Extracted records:
- - - - - - -

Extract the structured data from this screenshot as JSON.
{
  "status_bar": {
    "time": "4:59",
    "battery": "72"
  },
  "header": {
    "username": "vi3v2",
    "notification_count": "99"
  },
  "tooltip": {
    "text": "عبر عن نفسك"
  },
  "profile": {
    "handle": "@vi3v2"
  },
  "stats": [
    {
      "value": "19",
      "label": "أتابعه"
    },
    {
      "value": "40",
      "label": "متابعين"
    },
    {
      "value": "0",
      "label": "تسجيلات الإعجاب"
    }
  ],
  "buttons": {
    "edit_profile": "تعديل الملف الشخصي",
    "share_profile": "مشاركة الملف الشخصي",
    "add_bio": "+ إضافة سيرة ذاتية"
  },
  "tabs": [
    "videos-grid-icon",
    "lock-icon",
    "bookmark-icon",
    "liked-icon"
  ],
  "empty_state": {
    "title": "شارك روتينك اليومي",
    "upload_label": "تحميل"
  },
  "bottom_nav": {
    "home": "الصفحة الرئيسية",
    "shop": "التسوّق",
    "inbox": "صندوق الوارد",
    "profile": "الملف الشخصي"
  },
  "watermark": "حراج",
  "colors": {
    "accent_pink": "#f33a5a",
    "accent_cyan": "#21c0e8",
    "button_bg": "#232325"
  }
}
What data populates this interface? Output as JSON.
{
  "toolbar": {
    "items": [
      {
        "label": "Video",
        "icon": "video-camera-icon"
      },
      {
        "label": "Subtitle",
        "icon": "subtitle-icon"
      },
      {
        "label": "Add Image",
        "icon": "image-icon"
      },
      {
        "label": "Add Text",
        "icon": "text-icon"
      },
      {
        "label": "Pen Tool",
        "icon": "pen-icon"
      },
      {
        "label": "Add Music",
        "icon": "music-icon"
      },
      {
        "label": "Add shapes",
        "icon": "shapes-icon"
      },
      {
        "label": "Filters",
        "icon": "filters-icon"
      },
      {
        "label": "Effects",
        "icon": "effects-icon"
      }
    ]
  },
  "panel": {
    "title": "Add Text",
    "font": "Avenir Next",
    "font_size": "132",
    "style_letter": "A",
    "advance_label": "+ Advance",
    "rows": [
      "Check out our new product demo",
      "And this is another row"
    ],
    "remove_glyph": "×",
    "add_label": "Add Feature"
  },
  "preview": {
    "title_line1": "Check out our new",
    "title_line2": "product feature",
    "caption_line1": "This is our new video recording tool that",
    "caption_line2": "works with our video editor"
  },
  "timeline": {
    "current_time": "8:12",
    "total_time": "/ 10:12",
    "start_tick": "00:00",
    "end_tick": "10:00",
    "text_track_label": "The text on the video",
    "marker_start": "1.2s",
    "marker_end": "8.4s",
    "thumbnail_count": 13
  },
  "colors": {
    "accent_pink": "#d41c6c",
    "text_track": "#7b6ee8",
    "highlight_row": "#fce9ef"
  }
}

- - - - - - -

Filter the listing for the word "data" and copy every line that holds it.

Extract the structured data from this screenshot as JSON.
What data populates this interface? Output as JSON.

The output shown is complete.